# [ACTIVITY 1]
In the financial statement notes, what amount of option-related compensation cost did the Company charge in the six months ended June 30, 2005?
# [ACTIVITY 2]
Continue the financial statement notes from where they stop.

DIGITAL MUSICWORKS INTERNATIONAL, INC.

 

NOTES TO FINANCIAL STATEMENTS

 

For the period from February 26, 2004 (inception) to June 30, 2004 and the

six months ended June 30, 2005—(Continued)

(Unaudited)

 

In accordance with FAS 123 (R), the Company has computed compensation cost of the options granted under the Plan using the fair value method, whereby the fair value of each option grant is estimated on the date of grant utilizing the Black-Scholes fair value model with the following weighted average assumptions: (a) expected life of approximately six years; (b) risk-free interest rate of 4.5%; (c) 0% dividend yield and (d) volatility of 75%. The weighted average fair value of the options granted during the six-months ended June 30, 2005 was $.02 per share.

 

The Company charged compensation costs related to the grant of options in the amount of $2,574 as a component of selling, general and administrative expenses in the six-months ended June 30, 2005.

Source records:
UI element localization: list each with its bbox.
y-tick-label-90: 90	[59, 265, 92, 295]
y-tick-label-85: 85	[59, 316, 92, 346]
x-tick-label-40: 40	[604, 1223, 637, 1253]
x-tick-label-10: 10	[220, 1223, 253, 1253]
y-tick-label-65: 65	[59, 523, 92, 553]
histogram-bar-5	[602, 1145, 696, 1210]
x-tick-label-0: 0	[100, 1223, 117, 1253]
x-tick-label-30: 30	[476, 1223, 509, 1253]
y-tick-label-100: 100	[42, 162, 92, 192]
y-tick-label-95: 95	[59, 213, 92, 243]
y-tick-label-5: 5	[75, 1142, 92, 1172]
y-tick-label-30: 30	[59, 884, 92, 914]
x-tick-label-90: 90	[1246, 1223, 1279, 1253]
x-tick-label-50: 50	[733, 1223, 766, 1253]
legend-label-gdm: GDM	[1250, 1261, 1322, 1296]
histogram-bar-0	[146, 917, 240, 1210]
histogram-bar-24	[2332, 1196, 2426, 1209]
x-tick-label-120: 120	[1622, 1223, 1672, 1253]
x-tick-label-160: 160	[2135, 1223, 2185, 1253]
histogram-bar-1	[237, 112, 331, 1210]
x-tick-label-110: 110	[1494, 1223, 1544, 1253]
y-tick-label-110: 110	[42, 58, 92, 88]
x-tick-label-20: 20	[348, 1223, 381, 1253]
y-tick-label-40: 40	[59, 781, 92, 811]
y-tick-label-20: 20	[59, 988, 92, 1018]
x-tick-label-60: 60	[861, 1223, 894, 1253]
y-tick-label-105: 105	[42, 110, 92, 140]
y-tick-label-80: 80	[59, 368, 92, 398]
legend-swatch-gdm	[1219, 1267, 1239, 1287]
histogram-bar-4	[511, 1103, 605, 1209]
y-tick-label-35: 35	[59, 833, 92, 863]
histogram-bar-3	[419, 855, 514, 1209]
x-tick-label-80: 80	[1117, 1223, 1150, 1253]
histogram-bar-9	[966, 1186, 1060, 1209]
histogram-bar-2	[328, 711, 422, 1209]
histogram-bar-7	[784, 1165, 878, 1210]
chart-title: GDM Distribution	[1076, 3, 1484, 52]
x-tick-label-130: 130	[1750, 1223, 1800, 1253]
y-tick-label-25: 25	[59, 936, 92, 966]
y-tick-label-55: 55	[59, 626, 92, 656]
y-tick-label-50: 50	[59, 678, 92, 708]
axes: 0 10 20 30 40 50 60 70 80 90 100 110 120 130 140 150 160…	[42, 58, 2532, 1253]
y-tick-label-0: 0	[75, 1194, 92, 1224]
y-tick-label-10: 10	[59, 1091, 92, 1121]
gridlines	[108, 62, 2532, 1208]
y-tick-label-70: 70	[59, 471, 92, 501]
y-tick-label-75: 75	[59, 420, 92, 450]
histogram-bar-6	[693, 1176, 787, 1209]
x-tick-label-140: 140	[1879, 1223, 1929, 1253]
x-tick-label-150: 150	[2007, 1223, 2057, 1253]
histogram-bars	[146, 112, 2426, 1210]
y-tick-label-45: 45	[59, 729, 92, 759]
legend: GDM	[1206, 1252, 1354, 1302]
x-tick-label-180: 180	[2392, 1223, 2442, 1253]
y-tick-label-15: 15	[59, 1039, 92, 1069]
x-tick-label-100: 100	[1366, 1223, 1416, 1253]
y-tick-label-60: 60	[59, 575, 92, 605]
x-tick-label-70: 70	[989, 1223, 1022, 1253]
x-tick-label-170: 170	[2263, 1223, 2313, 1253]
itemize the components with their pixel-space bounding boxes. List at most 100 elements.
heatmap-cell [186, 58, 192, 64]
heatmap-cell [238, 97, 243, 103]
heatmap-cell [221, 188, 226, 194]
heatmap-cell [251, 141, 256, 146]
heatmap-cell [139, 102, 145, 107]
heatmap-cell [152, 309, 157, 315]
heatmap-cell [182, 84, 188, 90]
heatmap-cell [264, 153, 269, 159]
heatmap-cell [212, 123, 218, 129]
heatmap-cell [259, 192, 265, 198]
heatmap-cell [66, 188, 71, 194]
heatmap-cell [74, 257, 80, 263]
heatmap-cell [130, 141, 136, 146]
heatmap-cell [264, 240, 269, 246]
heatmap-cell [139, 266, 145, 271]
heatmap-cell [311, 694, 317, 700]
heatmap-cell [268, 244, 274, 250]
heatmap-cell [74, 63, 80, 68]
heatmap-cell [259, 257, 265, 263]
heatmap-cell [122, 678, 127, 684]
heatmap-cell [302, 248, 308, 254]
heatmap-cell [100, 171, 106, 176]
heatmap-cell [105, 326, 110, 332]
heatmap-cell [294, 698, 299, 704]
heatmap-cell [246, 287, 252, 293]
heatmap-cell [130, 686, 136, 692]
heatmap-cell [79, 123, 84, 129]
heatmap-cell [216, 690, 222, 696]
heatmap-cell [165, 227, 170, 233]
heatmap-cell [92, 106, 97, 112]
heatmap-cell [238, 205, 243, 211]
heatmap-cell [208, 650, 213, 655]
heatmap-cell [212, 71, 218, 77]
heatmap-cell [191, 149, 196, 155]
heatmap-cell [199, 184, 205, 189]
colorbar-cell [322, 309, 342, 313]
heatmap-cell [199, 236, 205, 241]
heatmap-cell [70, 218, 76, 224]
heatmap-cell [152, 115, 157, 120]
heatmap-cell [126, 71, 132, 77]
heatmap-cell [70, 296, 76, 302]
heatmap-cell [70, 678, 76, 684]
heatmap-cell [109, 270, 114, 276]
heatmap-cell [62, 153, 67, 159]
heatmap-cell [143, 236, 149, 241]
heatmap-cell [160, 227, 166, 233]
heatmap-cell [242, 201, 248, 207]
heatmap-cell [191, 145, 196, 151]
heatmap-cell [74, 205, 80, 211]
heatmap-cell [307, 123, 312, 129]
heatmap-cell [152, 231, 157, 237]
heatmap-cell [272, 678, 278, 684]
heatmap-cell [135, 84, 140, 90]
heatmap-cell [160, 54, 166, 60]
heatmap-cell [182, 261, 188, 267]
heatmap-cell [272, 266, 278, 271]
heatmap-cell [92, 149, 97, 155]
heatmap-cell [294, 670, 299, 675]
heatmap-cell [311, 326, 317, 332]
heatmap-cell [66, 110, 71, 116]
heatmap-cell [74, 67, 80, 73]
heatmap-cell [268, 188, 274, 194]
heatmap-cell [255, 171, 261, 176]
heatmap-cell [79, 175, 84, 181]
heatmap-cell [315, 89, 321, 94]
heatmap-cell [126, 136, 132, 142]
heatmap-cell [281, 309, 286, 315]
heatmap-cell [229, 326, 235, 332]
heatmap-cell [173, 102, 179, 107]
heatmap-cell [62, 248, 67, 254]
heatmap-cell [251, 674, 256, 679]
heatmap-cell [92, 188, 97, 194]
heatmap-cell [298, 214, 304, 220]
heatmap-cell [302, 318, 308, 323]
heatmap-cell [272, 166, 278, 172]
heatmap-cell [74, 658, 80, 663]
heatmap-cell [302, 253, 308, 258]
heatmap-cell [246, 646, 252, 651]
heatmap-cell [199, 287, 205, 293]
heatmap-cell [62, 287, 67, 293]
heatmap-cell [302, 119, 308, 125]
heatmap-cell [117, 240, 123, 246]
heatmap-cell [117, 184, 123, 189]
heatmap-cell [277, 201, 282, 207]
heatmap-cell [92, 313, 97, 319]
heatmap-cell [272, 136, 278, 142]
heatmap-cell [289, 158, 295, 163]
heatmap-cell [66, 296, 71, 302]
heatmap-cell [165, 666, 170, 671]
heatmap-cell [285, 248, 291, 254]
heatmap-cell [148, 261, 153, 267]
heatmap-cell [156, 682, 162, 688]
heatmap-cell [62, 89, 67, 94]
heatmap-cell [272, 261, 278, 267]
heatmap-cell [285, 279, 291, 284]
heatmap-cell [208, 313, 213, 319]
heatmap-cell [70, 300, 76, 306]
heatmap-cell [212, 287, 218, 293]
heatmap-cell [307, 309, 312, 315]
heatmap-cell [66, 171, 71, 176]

# [ANSWER BOX 1]
$2,574

# [ANSWER BOX 2]
 

7.    WARRANTS

 

During the six months ended June 30, 2005, the Company issued warrants to purchase an aggregate of 46,359 shares of common stock to consultants and a warrant to purchase 125,000 shares of common stock was cancelled. The Company computed consulting costs related to the warrants utilizing the methodology and assumptions used in valuing the stock options. The Company charged consulting costs related to the warrants in the amount of $851 as a component of selling, general and administrative expenses in the six-months ended June 30, 2005.